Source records

+++

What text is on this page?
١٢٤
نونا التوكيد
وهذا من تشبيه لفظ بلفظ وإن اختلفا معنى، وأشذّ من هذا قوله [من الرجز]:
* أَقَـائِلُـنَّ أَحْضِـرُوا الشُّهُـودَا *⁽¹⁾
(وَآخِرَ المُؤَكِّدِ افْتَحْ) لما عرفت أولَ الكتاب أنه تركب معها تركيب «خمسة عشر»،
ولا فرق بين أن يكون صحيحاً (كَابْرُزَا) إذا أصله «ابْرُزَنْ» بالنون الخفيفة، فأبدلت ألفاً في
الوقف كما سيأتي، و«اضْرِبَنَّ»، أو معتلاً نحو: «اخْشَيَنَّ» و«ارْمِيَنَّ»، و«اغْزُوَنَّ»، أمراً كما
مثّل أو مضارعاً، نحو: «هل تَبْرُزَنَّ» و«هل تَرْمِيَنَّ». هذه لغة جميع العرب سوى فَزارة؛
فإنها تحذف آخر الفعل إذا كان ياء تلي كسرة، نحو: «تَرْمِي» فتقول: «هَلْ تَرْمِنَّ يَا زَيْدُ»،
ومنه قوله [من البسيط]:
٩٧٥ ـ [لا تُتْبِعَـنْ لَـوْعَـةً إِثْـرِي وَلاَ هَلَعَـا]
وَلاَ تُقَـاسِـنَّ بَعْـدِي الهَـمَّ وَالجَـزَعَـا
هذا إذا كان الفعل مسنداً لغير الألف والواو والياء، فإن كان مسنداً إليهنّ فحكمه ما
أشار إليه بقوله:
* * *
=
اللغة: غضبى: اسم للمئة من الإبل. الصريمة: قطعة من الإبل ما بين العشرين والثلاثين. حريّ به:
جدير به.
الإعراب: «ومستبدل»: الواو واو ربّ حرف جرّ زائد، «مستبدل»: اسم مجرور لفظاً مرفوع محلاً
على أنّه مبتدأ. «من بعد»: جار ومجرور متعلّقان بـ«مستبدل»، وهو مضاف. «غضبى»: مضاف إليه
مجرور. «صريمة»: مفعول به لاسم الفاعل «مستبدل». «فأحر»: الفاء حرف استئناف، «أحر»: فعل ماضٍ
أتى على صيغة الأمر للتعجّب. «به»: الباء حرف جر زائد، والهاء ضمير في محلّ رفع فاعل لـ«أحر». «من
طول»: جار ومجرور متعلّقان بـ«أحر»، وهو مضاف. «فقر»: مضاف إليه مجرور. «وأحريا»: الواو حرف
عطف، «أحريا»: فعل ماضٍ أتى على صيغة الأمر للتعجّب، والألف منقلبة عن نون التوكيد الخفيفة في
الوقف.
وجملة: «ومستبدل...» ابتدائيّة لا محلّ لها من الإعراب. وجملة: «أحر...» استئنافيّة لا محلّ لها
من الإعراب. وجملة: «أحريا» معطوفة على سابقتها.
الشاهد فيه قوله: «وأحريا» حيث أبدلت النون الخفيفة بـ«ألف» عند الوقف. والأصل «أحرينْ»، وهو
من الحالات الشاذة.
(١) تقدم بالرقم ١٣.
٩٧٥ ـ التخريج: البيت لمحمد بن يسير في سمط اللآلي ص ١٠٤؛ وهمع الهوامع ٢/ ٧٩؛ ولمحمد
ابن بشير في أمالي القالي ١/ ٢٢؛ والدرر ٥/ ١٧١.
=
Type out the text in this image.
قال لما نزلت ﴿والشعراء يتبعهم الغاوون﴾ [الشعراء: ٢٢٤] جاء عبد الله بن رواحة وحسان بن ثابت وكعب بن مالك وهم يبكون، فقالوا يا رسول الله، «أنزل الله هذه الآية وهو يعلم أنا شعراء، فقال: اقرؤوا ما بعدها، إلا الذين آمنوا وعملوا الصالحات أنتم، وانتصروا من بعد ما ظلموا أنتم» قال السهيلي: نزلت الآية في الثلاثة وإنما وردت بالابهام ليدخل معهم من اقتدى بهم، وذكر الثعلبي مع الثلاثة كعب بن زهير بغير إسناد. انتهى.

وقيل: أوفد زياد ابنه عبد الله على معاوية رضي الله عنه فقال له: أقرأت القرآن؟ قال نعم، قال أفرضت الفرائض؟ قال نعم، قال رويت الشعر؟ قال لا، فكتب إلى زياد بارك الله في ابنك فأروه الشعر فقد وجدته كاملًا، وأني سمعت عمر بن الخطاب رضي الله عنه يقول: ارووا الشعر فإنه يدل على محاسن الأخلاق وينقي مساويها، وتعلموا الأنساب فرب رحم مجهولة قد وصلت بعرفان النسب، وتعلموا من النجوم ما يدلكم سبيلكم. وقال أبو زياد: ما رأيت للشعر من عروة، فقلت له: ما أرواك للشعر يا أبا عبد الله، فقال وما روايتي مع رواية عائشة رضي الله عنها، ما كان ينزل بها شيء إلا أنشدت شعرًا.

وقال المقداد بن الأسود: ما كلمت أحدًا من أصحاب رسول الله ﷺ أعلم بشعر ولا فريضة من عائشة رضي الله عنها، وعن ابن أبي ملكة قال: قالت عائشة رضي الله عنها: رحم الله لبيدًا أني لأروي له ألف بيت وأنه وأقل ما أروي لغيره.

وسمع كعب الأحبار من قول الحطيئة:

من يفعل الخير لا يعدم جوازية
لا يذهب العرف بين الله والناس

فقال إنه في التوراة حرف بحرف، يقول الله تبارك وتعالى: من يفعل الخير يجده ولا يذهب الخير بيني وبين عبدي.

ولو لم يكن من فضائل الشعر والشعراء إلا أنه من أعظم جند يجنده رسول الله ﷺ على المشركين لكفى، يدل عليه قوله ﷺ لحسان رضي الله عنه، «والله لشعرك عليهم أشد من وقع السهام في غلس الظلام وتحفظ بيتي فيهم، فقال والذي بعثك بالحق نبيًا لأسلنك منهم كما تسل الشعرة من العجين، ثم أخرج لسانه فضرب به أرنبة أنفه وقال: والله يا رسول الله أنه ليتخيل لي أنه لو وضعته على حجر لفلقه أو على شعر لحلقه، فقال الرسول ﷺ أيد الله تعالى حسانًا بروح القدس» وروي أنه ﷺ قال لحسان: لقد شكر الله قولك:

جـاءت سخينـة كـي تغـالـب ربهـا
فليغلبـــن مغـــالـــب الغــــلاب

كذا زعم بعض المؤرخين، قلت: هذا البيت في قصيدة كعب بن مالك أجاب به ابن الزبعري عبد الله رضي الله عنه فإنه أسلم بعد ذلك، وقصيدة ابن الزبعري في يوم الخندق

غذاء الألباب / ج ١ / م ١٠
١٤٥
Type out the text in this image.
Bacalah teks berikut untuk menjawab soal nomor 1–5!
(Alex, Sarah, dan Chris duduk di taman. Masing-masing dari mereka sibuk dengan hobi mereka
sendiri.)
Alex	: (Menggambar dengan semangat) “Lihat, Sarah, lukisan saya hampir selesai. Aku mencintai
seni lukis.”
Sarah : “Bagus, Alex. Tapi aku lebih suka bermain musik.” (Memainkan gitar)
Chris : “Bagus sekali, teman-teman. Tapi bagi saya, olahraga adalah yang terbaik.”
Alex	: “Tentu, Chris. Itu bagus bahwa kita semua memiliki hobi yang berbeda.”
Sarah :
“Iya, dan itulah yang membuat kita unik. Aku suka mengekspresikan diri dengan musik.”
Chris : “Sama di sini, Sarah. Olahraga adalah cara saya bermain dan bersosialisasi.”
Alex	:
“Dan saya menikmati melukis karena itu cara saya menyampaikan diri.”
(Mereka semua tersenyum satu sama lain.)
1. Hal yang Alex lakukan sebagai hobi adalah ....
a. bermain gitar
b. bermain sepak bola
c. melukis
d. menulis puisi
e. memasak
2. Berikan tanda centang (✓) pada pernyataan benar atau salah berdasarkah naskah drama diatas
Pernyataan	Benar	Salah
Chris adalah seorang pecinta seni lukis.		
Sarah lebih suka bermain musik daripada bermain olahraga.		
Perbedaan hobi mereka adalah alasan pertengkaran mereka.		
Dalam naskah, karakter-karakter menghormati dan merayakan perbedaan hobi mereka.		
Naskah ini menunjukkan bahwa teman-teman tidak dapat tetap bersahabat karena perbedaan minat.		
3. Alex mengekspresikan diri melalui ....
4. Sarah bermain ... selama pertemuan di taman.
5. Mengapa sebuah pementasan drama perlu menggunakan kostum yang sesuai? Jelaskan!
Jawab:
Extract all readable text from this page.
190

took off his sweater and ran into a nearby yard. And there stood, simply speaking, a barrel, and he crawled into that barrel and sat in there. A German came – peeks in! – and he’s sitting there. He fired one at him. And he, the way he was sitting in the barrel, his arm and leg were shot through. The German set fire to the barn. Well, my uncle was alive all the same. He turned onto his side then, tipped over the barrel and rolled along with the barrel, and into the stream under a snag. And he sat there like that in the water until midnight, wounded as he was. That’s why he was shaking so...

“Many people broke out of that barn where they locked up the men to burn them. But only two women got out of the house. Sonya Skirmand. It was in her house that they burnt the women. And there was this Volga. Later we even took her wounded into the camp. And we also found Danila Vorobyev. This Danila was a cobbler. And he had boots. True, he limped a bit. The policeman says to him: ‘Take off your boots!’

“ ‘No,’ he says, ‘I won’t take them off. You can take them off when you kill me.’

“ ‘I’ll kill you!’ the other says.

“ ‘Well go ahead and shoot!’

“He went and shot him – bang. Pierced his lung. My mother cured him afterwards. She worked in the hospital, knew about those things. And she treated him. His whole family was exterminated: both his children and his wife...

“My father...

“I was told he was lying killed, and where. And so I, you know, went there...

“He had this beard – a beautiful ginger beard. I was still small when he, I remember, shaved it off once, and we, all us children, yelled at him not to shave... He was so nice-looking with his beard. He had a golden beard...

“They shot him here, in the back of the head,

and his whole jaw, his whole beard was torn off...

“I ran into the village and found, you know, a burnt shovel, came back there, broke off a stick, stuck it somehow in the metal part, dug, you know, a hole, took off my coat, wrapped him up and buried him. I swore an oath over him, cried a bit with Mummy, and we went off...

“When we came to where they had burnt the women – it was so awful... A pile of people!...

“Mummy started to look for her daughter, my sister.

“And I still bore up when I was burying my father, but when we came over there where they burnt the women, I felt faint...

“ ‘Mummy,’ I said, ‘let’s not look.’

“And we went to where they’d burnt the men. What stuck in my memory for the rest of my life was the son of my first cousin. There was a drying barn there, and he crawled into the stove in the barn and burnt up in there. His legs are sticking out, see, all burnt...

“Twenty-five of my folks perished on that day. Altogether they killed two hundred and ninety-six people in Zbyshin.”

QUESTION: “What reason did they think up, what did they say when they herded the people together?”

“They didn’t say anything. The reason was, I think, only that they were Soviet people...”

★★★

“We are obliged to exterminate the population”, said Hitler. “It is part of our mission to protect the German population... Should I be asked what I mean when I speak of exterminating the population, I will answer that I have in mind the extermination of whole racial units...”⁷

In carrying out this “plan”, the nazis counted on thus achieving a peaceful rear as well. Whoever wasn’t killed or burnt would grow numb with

+++

WHAT YOU SHOULD DO:
Where a line of the material above holds the string "mengekspresikan", copy that line.

IN RESPONSE:
“Iya, dan itulah yang membuat kita unik. Aku suka mengekspresikan diri dengan musik.”
3. Alex mengekspresikan diri melalui ....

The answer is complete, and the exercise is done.